PROBLEM TO SOLVE:
From the data that follows, copy every line holding the string "қуйидаги".

(Collection entries)
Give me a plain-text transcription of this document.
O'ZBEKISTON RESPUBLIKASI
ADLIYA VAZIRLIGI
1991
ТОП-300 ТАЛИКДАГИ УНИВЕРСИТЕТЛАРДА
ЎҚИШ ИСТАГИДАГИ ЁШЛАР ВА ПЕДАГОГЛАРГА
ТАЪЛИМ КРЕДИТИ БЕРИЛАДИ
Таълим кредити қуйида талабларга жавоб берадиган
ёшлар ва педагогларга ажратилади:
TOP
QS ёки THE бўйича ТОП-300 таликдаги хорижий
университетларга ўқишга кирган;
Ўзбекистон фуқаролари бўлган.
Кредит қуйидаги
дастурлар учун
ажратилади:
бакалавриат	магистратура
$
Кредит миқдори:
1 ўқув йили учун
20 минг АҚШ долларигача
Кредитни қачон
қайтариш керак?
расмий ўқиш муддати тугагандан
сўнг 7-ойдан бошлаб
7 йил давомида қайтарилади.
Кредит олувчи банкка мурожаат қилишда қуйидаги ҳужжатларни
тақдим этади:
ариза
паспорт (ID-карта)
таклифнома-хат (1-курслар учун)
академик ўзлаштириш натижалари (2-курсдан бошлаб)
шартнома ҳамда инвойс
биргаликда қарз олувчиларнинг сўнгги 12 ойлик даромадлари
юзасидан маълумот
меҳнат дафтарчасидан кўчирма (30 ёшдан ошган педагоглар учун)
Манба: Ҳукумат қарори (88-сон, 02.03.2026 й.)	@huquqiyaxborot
* * *
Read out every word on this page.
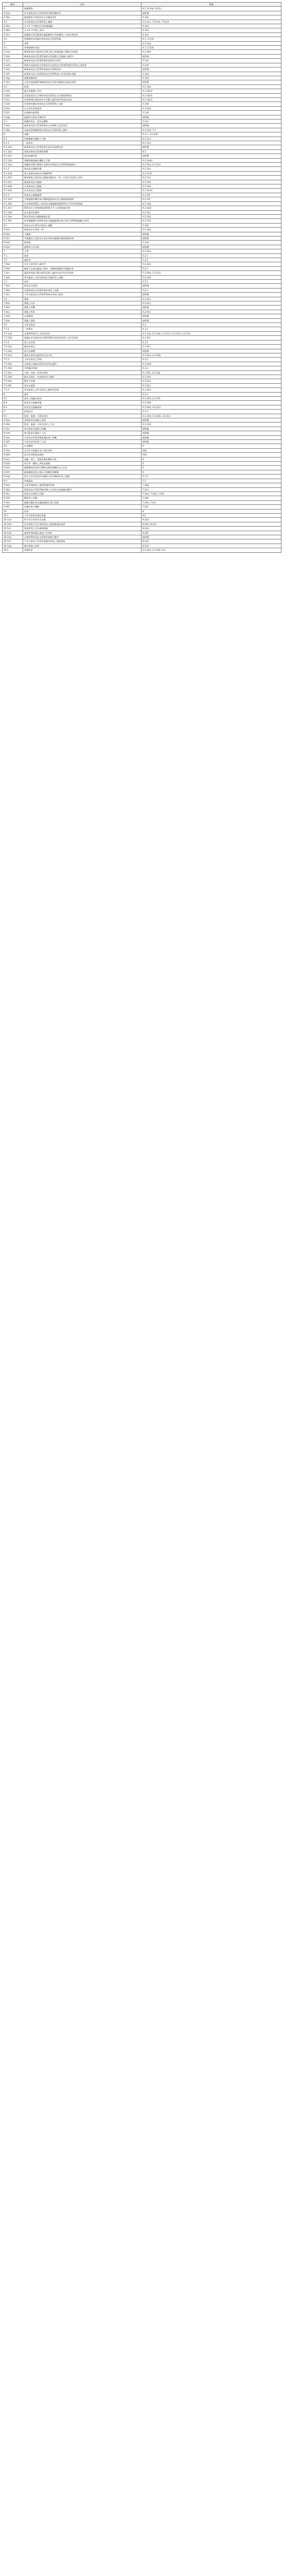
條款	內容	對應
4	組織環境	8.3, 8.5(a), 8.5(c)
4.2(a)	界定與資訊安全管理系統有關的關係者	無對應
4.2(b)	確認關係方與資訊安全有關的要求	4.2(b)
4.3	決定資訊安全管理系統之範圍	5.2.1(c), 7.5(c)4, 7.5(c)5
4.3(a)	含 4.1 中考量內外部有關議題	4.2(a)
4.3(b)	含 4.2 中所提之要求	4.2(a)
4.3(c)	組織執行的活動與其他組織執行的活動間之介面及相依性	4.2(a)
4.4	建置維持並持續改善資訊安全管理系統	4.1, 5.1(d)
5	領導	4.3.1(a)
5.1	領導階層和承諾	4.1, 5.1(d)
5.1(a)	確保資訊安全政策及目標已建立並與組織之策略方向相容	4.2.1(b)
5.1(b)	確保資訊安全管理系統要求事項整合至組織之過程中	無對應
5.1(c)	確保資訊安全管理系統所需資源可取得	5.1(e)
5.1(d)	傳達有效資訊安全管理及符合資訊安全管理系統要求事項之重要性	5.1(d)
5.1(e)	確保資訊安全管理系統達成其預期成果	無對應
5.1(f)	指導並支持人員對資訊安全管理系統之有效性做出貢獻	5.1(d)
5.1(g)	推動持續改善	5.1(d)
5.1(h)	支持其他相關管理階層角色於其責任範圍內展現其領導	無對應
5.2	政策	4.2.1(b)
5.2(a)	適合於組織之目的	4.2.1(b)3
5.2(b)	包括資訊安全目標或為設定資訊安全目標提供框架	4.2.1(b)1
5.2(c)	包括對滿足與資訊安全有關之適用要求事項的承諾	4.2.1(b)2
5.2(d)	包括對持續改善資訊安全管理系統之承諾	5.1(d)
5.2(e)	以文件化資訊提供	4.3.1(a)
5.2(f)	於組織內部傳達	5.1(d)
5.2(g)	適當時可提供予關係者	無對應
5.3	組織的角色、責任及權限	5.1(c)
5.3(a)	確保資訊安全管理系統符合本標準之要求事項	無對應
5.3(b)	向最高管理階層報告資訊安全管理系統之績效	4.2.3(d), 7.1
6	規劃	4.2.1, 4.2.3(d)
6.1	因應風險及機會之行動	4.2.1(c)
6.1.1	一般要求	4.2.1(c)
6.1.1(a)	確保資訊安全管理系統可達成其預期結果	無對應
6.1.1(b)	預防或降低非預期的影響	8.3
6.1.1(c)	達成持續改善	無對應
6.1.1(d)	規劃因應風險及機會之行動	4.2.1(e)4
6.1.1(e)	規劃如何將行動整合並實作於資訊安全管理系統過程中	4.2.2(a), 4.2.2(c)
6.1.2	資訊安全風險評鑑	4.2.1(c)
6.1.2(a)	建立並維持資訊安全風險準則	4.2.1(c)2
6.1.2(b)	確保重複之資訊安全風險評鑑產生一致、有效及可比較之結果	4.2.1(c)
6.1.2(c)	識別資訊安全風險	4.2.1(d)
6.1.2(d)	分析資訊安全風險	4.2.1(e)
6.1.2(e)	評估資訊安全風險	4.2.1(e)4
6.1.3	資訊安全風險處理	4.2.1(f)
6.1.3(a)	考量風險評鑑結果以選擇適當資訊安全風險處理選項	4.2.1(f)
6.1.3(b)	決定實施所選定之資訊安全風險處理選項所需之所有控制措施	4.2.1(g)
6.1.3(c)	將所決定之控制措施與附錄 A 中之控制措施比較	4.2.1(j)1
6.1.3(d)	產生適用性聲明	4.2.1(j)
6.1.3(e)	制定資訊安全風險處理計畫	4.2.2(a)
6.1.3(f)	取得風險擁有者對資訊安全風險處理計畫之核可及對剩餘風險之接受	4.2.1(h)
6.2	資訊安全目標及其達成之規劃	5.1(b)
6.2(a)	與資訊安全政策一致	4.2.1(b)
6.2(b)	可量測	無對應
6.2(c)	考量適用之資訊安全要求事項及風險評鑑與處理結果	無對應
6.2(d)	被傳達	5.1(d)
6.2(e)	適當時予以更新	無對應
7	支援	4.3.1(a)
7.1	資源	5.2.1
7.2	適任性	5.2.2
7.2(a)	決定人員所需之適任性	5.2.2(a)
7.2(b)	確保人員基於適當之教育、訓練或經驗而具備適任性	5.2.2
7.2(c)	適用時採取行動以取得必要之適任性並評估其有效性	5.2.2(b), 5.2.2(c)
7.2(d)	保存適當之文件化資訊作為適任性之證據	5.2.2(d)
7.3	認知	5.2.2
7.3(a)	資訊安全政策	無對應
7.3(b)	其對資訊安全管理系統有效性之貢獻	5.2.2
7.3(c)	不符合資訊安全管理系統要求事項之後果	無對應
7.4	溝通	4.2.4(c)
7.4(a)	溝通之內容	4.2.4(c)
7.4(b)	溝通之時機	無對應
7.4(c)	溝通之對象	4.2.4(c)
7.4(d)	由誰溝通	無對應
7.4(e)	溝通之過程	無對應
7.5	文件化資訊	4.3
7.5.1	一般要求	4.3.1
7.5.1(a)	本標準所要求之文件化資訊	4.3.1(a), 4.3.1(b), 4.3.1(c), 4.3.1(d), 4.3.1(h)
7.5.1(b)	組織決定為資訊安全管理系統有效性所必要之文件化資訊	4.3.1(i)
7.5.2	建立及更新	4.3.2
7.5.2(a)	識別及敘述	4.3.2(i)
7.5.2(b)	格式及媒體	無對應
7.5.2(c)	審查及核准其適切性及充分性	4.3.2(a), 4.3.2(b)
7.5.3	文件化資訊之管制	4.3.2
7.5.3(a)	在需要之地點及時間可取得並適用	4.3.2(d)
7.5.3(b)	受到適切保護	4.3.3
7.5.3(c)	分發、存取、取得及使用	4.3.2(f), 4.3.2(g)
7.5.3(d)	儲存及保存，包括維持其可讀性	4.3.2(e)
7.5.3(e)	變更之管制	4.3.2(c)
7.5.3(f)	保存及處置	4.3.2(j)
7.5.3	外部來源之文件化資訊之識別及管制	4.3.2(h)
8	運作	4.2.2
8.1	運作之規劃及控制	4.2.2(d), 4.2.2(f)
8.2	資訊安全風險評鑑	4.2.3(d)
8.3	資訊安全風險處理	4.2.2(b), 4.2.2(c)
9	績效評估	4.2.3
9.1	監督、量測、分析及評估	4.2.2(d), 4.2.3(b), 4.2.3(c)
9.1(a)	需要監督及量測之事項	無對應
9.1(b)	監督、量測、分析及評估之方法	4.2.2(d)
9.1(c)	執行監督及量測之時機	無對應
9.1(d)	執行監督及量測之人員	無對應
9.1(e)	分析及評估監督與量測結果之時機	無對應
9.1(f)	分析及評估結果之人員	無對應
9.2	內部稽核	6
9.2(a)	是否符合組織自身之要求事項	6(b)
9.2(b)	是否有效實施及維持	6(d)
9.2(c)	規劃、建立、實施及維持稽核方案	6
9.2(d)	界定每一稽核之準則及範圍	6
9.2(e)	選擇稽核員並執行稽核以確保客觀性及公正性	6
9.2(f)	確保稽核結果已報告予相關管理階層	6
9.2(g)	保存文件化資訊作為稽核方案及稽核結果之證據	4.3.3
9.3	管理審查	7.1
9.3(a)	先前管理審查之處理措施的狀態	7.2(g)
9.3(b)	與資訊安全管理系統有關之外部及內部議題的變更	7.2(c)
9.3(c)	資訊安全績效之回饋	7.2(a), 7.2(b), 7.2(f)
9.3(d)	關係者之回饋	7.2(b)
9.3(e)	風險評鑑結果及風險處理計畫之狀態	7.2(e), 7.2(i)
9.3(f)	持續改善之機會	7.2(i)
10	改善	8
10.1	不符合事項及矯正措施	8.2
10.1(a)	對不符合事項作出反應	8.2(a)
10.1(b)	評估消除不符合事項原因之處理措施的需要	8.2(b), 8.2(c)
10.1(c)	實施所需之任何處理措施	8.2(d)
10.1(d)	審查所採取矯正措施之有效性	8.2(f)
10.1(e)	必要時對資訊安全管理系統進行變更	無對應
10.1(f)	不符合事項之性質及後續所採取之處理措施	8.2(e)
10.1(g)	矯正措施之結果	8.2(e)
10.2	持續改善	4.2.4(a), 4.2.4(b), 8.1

ANSWER TO THE TASK:
Кредит қуйидаги
Кредит олувчи банкка мурожаат қилишда қуйидаги ҳужжатларни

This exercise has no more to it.